[BEGIN]
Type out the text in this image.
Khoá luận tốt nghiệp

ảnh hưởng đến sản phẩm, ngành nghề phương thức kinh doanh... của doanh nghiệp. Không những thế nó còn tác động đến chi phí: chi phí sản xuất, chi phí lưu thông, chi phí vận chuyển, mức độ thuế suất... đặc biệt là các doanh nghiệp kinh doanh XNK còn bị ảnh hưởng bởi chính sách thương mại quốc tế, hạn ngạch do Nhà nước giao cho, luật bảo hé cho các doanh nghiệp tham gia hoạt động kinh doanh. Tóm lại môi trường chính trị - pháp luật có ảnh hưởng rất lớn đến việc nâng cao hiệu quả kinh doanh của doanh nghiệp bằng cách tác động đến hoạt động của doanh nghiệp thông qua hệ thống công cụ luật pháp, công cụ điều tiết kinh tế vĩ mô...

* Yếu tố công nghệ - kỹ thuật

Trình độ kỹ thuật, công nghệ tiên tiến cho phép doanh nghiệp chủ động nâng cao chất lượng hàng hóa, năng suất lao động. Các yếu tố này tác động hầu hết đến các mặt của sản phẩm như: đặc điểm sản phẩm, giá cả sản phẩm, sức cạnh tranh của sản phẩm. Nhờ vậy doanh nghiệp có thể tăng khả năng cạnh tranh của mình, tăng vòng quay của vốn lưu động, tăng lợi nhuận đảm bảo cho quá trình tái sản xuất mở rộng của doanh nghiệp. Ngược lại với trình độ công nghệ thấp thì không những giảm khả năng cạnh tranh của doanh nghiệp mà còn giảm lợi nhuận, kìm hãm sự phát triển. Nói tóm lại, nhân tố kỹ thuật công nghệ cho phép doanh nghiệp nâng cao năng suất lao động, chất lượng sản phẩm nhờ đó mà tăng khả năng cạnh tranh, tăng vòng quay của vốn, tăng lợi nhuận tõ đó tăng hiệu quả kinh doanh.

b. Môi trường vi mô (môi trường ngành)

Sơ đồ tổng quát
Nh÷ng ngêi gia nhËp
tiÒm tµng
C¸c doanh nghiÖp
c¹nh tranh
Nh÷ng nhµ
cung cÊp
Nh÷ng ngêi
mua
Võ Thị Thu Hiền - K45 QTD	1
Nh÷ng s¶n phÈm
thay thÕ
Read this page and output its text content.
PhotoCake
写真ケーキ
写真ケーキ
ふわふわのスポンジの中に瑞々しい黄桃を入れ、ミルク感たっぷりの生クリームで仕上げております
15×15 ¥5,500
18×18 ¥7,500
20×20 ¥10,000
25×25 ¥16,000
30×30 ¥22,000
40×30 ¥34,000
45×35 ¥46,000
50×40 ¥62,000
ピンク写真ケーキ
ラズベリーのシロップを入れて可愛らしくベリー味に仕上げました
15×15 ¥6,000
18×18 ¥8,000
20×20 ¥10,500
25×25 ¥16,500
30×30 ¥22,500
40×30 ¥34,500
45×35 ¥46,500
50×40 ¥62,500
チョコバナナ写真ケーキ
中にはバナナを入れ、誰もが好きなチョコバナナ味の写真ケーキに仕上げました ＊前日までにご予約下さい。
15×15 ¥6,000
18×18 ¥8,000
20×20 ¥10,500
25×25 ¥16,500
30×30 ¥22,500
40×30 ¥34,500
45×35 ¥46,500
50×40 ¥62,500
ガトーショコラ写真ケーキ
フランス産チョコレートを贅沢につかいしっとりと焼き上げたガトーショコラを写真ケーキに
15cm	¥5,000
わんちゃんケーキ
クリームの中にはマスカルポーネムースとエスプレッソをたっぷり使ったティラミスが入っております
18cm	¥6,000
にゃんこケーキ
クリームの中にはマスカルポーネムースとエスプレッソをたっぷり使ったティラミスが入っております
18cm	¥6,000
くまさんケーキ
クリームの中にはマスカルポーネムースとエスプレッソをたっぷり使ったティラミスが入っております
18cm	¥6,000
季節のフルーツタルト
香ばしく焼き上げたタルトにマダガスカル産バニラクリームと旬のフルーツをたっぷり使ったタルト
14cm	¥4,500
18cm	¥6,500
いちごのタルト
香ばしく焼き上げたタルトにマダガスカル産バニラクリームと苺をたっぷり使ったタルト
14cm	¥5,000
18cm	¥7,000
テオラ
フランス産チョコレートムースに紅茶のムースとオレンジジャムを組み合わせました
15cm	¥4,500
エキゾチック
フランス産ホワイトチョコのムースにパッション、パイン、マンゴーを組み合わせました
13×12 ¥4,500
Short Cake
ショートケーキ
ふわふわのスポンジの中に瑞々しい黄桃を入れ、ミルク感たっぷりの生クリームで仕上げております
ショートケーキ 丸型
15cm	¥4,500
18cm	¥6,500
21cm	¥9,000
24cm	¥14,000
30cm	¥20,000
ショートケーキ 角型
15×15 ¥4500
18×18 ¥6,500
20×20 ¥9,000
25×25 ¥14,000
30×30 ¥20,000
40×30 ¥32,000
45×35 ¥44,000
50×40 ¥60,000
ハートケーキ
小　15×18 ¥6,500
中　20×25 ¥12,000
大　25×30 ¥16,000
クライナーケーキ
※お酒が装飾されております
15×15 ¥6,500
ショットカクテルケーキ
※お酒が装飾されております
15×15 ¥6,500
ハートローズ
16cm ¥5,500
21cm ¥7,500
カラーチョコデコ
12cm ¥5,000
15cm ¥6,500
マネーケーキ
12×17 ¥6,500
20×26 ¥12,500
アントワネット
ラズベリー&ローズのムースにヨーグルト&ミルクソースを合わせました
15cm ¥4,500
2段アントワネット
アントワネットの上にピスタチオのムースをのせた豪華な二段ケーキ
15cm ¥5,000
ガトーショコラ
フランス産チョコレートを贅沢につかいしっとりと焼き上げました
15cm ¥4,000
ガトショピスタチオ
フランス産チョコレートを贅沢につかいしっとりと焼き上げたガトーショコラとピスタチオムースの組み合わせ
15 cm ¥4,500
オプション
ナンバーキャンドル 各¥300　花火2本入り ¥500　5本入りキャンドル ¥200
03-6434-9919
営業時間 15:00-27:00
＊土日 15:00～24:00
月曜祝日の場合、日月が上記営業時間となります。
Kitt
[END]
Task details – Retype the data in full and match it exactly.

Task answer –
Type out the text in this image.
Khoá luận tốt nghiệp

ảnh hưởng đến sản phẩm, ngành nghề phương thức kinh doanh... của doanh nghiệp. Không những thế nó còn tác động đến chi phí: chi phí sản xuất, chi phí lưu thông, chi phí vận chuyển, mức độ thuế suất... đặc biệt là các doanh nghiệp kinh doanh XNK còn bị ảnh hưởng bởi chính sách thương mại quốc tế, hạn ngạch do Nhà nước giao cho, luật bảo hé cho các doanh nghiệp tham gia hoạt động kinh doanh. Tóm lại môi trường chính trị - pháp luật có ảnh hưởng rất lớn đến việc nâng cao hiệu quả kinh doanh của doanh nghiệp bằng cách tác động đến hoạt động của doanh nghiệp thông qua hệ thống công cụ luật pháp, công cụ điều tiết kinh tế vĩ mô...

* Yếu tố công nghệ - kỹ thuật

Trình độ kỹ thuật, công nghệ tiên tiến cho phép doanh nghiệp chủ động nâng cao chất lượng hàng hóa, năng suất lao động. Các yếu tố này tác động hầu hết đến các mặt của sản phẩm như: đặc điểm sản phẩm, giá cả sản phẩm, sức cạnh tranh của sản phẩm. Nhờ vậy doanh nghiệp có thể tăng khả năng cạnh tranh của mình, tăng vòng quay của vốn lưu động, tăng lợi nhuận đảm bảo cho quá trình tái sản xuất mở rộng của doanh nghiệp. Ngược lại với trình độ công nghệ thấp thì không những giảm khả năng cạnh tranh của doanh nghiệp mà còn giảm lợi nhuận, kìm hãm sự phát triển. Nói tóm lại, nhân tố kỹ thuật công nghệ cho phép doanh nghiệp nâng cao năng suất lao động, chất lượng sản phẩm nhờ đó mà tăng khả năng cạnh tranh, tăng vòng quay của vốn, tăng lợi nhuận tõ đó tăng hiệu quả kinh doanh.

b. Môi trường vi mô (môi trường ngành)

Sơ đồ tổng quát
Nh÷ng ngêi gia nhËp
tiÒm tµng
C¸c doanh nghiÖp
c¹nh tranh
Nh÷ng nhµ
cung cÊp
Nh÷ng ngêi
mua
Võ Thị Thu Hiền - K45 QTD	1
Nh÷ng s¶n phÈm
thay thÕ
Read this page and output its text content.
PhotoCake
写真ケーキ
写真ケーキ
ふわふわのスポンジの中に瑞々しい黄桃を入れ、ミルク感たっぷりの生クリームで仕上げております
15×15 ¥5,500
18×18 ¥7,500
20×20 ¥10,000
25×25 ¥16,000
30×30 ¥22,000
40×30 ¥34,000
45×35 ¥46,000
50×40 ¥62,000
ピンク写真ケーキ
ラズベリーのシロップを入れて可愛らしくベリー味に仕上げました
15×15 ¥6,000
18×18 ¥8,000
20×20 ¥10,500
25×25 ¥16,500
30×30 ¥22,500
40×30 ¥34,500
45×35 ¥46,500
50×40 ¥62,500
チョコバナナ写真ケーキ
中にはバナナを入れ、誰もが好きなチョコバナナ味の写真ケーキに仕上げました ＊前日までにご予約下さい。
15×15 ¥6,000
18×18 ¥8,000
20×20 ¥10,500
25×25 ¥16,500
30×30 ¥22,500
40×30 ¥34,500
45×35 ¥46,500
50×40 ¥62,500
ガトーショコラ写真ケーキ
フランス産チョコレートを贅沢につかいしっとりと焼き上げたガトーショコラを写真ケーキに
15cm	¥5,000
わんちゃんケーキ
クリームの中にはマスカルポーネムースとエスプレッソをたっぷり使ったティラミスが入っております
18cm	¥6,000
にゃんこケーキ
クリームの中にはマスカルポーネムースとエスプレッソをたっぷり使ったティラミスが入っております
18cm	¥6,000
くまさんケーキ
クリームの中にはマスカルポーネムースとエスプレッソをたっぷり使ったティラミスが入っております
18cm	¥6,000
季節のフルーツタルト
香ばしく焼き上げたタルトにマダガスカル産バニラクリームと旬のフルーツをたっぷり使ったタルト
14cm	¥4,500
18cm	¥6,500
いちごのタルト
香ばしく焼き上げたタルトにマダガスカル産バニラクリームと苺をたっぷり使ったタルト
14cm	¥5,000
18cm	¥7,000
テオラ
フランス産チョコレートムースに紅茶のムースとオレンジジャムを組み合わせました
15cm	¥4,500
エキゾチック
フランス産ホワイトチョコのムースにパッション、パイン、マンゴーを組み合わせました
13×12 ¥4,500
Short Cake
ショートケーキ
ふわふわのスポンジの中に瑞々しい黄桃を入れ、ミルク感たっぷりの生クリームで仕上げております
ショートケーキ 丸型
15cm	¥4,500
18cm	¥6,500
21cm	¥9,000
24cm	¥14,000
30cm	¥20,000
ショートケーキ 角型
15×15 ¥4500
18×18 ¥6,500
20×20 ¥9,000
25×25 ¥14,000
30×30 ¥20,000
40×30 ¥32,000
45×35 ¥44,000
50×40 ¥60,000
ハートケーキ
小　15×18 ¥6,500
中　20×25 ¥12,000
大　25×30 ¥16,000
クライナーケーキ
※お酒が装飾されております
15×15 ¥6,500
ショットカクテルケーキ
※お酒が装飾されております
15×15 ¥6,500
ハートローズ
16cm ¥5,500
21cm ¥7,500
カラーチョコデコ
12cm ¥5,000
15cm ¥6,500
マネーケーキ
12×17 ¥6,500
20×26 ¥12,500
アントワネット
ラズベリー&ローズのムースにヨーグルト&ミルクソースを合わせました
15cm ¥4,500
2段アントワネット
アントワネットの上にピスタチオのムースをのせた豪華な二段ケーキ
15cm ¥5,000
ガトーショコラ
フランス産チョコレートを贅沢につかいしっとりと焼き上げました
15cm ¥4,000
ガトショピスタチオ
フランス産チョコレートを贅沢につかいしっとりと焼き上げたガトーショコラとピスタチオムースの組み合わせ
15 cm ¥4,500
オプション
ナンバーキャンドル 各¥300　花火2本入り ¥500　5本入りキャンドル ¥200
03-6434-9919
営業時間 15:00-27:00
＊土日 15:00～24:00
月曜祝日の場合、日月が上記営業時間となります。
Kitt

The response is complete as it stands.